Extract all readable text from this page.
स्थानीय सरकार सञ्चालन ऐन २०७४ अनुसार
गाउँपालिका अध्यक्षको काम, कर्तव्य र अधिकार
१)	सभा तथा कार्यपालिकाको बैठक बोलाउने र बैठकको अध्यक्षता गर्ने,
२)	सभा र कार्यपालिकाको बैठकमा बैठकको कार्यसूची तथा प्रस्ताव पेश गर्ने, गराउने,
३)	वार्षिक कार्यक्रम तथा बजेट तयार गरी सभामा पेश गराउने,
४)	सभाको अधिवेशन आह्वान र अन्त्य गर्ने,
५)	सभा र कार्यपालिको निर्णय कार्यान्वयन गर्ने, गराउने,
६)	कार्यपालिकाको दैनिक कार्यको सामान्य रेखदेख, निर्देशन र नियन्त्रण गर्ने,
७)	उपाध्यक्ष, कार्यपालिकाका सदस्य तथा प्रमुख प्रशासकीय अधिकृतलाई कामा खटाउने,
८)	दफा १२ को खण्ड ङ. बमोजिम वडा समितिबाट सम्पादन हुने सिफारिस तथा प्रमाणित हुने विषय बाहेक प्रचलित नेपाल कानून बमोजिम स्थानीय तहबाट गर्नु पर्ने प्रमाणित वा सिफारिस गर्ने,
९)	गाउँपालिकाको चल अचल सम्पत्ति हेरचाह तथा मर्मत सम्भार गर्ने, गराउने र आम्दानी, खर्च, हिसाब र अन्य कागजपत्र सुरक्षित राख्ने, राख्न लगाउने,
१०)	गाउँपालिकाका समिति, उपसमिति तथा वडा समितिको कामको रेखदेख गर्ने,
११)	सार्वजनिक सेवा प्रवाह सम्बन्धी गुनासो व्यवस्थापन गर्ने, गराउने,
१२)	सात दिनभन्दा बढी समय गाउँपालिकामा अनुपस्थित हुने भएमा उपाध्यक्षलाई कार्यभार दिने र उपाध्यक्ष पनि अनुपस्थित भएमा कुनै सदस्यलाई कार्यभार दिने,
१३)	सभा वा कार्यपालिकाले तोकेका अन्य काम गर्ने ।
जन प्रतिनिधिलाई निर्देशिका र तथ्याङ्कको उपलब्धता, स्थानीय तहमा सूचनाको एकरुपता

● Objective: Recite the full listing above exactly.

● Output below:
Extract all readable text from this page.
स्थानीय सरकार सञ्चालन ऐन २०७४ अनुसार
गाउँपालिका अध्यक्षको काम, कर्तव्य र अधिकार
१)	सभा तथा कार्यपालिकाको बैठक बोलाउने र बैठकको अध्यक्षता गर्ने,
२)	सभा र कार्यपालिकाको बैठकमा बैठकको कार्यसूची तथा प्रस्ताव पेश गर्ने, गराउने,
३)	वार्षिक कार्यक्रम तथा बजेट तयार गरी सभामा पेश गराउने,
४)	सभाको अधिवेशन आह्वान र अन्त्य गर्ने,
५)	सभा र कार्यपालिको निर्णय कार्यान्वयन गर्ने, गराउने,
६)	कार्यपालिकाको दैनिक कार्यको सामान्य रेखदेख, निर्देशन र नियन्त्रण गर्ने,
७)	उपाध्यक्ष, कार्यपालिकाका सदस्य तथा प्रमुख प्रशासकीय अधिकृतलाई कामा खटाउने,
८)	दफा १२ को खण्ड ङ. बमोजिम वडा समितिबाट सम्पादन हुने सिफारिस तथा प्रमाणित हुने विषय बाहेक प्रचलित नेपाल कानून बमोजिम स्थानीय तहबाट गर्नु पर्ने प्रमाणित वा सिफारिस गर्ने,
९)	गाउँपालिकाको चल अचल सम्पत्ति हेरचाह तथा मर्मत सम्भार गर्ने, गराउने र आम्दानी, खर्च, हिसाब र अन्य कागजपत्र सुरक्षित राख्ने, राख्न लगाउने,
१०)	गाउँपालिकाका समिति, उपसमिति तथा वडा समितिको कामको रेखदेख गर्ने,
११)	सार्वजनिक सेवा प्रवाह सम्बन्धी गुनासो व्यवस्थापन गर्ने, गराउने,
१२)	सात दिनभन्दा बढी समय गाउँपालिकामा अनुपस्थित हुने भएमा उपाध्यक्षलाई कार्यभार दिने र उपाध्यक्ष पनि अनुपस्थित भएमा कुनै सदस्यलाई कार्यभार दिने,
१३)	सभा वा कार्यपालिकाले तोकेका अन्य काम गर्ने ।
जन प्रतिनिधिलाई निर्देशिका र तथ्याङ्कको उपलब्धता, स्थानीय तहमा सूचनाको एकरुपता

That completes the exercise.